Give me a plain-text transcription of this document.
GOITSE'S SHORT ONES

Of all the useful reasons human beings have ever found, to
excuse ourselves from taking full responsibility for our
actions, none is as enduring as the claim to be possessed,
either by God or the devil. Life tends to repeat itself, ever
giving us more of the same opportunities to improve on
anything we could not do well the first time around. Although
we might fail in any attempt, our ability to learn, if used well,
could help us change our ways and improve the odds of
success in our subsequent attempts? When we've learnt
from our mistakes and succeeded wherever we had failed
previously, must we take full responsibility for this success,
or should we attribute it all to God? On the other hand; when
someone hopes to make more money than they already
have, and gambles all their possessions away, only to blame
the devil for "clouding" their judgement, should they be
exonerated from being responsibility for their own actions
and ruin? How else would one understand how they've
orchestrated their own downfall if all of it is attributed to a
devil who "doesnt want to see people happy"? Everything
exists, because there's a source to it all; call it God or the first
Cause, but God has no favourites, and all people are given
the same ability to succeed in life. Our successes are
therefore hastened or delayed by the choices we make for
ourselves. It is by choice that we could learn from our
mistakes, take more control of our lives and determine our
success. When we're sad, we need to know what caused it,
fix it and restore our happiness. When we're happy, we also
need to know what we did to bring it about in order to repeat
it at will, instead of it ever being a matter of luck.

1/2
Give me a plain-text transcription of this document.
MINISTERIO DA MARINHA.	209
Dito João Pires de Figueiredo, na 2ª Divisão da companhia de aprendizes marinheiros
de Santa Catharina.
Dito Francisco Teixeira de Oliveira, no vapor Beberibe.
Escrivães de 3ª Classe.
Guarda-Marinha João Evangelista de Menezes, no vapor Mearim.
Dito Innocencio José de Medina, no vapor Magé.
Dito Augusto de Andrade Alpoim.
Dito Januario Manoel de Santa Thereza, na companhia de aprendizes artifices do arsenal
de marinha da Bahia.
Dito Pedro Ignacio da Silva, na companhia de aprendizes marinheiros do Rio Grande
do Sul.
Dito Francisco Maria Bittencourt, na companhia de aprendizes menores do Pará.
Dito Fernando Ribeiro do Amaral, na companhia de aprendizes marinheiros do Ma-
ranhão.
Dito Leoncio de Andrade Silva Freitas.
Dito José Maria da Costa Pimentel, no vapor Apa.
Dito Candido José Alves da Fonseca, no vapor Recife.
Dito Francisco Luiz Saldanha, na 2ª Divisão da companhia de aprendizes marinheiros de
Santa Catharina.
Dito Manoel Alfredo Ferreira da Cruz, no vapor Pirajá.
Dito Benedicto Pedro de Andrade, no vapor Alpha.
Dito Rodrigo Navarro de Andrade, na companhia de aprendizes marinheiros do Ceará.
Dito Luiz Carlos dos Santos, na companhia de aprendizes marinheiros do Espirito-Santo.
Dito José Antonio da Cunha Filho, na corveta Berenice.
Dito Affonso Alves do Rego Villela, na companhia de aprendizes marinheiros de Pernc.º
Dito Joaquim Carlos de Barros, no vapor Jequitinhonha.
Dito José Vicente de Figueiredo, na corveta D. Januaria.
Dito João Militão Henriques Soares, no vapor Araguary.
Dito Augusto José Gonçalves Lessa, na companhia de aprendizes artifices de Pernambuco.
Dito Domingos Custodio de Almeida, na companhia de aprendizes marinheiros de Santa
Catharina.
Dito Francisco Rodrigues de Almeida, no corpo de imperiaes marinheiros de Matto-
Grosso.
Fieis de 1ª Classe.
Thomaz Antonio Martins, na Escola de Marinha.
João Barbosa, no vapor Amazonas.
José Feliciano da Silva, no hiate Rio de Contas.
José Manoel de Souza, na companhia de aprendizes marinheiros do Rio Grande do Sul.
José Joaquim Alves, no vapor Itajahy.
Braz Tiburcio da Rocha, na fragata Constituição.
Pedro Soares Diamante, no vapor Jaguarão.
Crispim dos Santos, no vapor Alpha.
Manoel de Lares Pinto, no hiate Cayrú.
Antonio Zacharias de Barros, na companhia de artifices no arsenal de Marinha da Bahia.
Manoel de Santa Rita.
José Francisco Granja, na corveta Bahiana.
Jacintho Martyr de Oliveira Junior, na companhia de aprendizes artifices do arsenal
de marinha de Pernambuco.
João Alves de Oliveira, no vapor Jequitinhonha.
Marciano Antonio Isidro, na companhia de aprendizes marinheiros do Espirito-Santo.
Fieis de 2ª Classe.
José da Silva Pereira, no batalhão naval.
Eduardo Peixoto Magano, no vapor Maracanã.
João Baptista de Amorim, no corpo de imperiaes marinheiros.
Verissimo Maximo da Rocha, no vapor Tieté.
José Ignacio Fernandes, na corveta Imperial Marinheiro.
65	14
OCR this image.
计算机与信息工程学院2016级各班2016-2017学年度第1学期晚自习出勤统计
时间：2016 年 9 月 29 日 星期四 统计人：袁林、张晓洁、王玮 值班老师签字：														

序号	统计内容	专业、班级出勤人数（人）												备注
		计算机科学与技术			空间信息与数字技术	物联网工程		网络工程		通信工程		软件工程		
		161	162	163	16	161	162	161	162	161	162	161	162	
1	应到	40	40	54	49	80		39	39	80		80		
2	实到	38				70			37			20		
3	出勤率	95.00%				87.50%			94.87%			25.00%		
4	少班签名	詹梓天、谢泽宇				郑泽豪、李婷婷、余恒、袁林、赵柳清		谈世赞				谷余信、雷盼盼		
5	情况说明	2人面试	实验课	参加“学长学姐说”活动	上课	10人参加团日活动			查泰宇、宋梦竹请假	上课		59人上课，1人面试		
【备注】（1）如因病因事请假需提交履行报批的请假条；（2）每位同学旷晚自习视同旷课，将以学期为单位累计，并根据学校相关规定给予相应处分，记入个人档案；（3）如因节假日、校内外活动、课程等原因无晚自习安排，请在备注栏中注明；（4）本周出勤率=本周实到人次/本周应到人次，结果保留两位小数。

- [Your instructions] Make an exact copy of the records.

- [Problem solution]
Give me a plain-text transcription of this document.
GOITSE'S SHORT ONES

Of all the useful reasons human beings have ever found, to
excuse ourselves from taking full responsibility for our
actions, none is as enduring as the claim to be possessed,
either by God or the devil. Life tends to repeat itself, ever
giving us more of the same opportunities to improve on
anything we could not do well the first time around. Although
we might fail in any attempt, our ability to learn, if used well,
could help us change our ways and improve the odds of
success in our subsequent attempts? When we've learnt
from our mistakes and succeeded wherever we had failed
previously, must we take full responsibility for this success,
or should we attribute it all to God? On the other hand; when
someone hopes to make more money than they already
have, and gambles all their possessions away, only to blame
the devil for "clouding" their judgement, should they be
exonerated from being responsibility for their own actions
and ruin? How else would one understand how they've
orchestrated their own downfall if all of it is attributed to a
devil who "doesnt want to see people happy"? Everything
exists, because there's a source to it all; call it God or the first
Cause, but God has no favourites, and all people are given
the same ability to succeed in life. Our successes are
therefore hastened or delayed by the choices we make for
ourselves. It is by choice that we could learn from our
mistakes, take more control of our lives and determine our
success. When we're sad, we need to know what caused it,
fix it and restore our happiness. When we're happy, we also
need to know what we did to bring it about in order to repeat
it at will, instead of it ever being a matter of luck.

1/2
Give me a plain-text transcription of this document.
MINISTERIO DA MARINHA.	209
Dito João Pires de Figueiredo, na 2ª Divisão da companhia de aprendizes marinheiros
de Santa Catharina.
Dito Francisco Teixeira de Oliveira, no vapor Beberibe.
Escrivães de 3ª Classe.
Guarda-Marinha João Evangelista de Menezes, no vapor Mearim.
Dito Innocencio José de Medina, no vapor Magé.
Dito Augusto de Andrade Alpoim.
Dito Januario Manoel de Santa Thereza, na companhia de aprendizes artifices do arsenal
de marinha da Bahia.
Dito Pedro Ignacio da Silva, na companhia de aprendizes marinheiros do Rio Grande
do Sul.
Dito Francisco Maria Bittencourt, na companhia de aprendizes menores do Pará.
Dito Fernando Ribeiro do Amaral, na companhia de aprendizes marinheiros do Ma-
ranhão.
Dito Leoncio de Andrade Silva Freitas.
Dito José Maria da Costa Pimentel, no vapor Apa.
Dito Candido José Alves da Fonseca, no vapor Recife.
Dito Francisco Luiz Saldanha, na 2ª Divisão da companhia de aprendizes marinheiros de
Santa Catharina.
Dito Manoel Alfredo Ferreira da Cruz, no vapor Pirajá.
Dito Benedicto Pedro de Andrade, no vapor Alpha.
Dito Rodrigo Navarro de Andrade, na companhia de aprendizes marinheiros do Ceará.
Dito Luiz Carlos dos Santos, na companhia de aprendizes marinheiros do Espirito-Santo.
Dito José Antonio da Cunha Filho, na corveta Berenice.
Dito Affonso Alves do Rego Villela, na companhia de aprendizes marinheiros de Pernc.º
Dito Joaquim Carlos de Barros, no vapor Jequitinhonha.
Dito José Vicente de Figueiredo, na corveta D. Januaria.
Dito João Militão Henriques Soares, no vapor Araguary.
Dito Augusto José Gonçalves Lessa, na companhia de aprendizes artifices de Pernambuco.
Dito Domingos Custodio de Almeida, na companhia de aprendizes marinheiros de Santa
Catharina.
Dito Francisco Rodrigues de Almeida, no corpo de imperiaes marinheiros de Matto-
Grosso.
Fieis de 1ª Classe.
Thomaz Antonio Martins, na Escola de Marinha.
João Barbosa, no vapor Amazonas.
José Feliciano da Silva, no hiate Rio de Contas.
José Manoel de Souza, na companhia de aprendizes marinheiros do Rio Grande do Sul.
José Joaquim Alves, no vapor Itajahy.
Braz Tiburcio da Rocha, na fragata Constituição.
Pedro Soares Diamante, no vapor Jaguarão.
Crispim dos Santos, no vapor Alpha.
Manoel de Lares Pinto, no hiate Cayrú.
Antonio Zacharias de Barros, na companhia de artifices no arsenal de Marinha da Bahia.
Manoel de Santa Rita.
José Francisco Granja, na corveta Bahiana.
Jacintho Martyr de Oliveira Junior, na companhia de aprendizes artifices do arsenal
de marinha de Pernambuco.
João Alves de Oliveira, no vapor Jequitinhonha.
Marciano Antonio Isidro, na companhia de aprendizes marinheiros do Espirito-Santo.
Fieis de 2ª Classe.
José da Silva Pereira, no batalhão naval.
Eduardo Peixoto Magano, no vapor Maracanã.
João Baptista de Amorim, no corpo de imperiaes marinheiros.
Verissimo Maximo da Rocha, no vapor Tieté.
José Ignacio Fernandes, na corveta Imperial Marinheiro.
65	14
OCR this image.
计算机与信息工程学院2016级各班2016-2017学年度第1学期晚自习出勤统计
时间：2016 年 9 月 29 日 星期四 统计人：袁林、张晓洁、王玮 值班老师签字：														

序号	统计内容	专业、班级出勤人数（人）												备注
		计算机科学与技术			空间信息与数字技术	物联网工程		网络工程		通信工程		软件工程		
		161	162	163	16	161	162	161	162	161	162	161	162	
1	应到	40	40	54	49	80		39	39	80		80		
2	实到	38				70			37			20		
3	出勤率	95.00%				87.50%			94.87%			25.00%		
4	少班签名	詹梓天、谢泽宇				郑泽豪、李婷婷、余恒、袁林、赵柳清		谈世赞				谷余信、雷盼盼		
5	情况说明	2人面试	实验课	参加“学长学姐说”活动	上课	10人参加团日活动			查泰宇、宋梦竹请假	上课		59人上课，1人面试		
【备注】（1）如因病因事请假需提交履行报批的请假条；（2）每位同学旷晚自习视同旷课，将以学期为单位累计，并根据学校相关规定给予相应处分，记入个人档案；（3）如因节假日、校内外活动、课程等原因无晚自习安排，请在备注栏中注明；（4）本周出勤率=本周实到人次/本周应到人次，结果保留两位小数。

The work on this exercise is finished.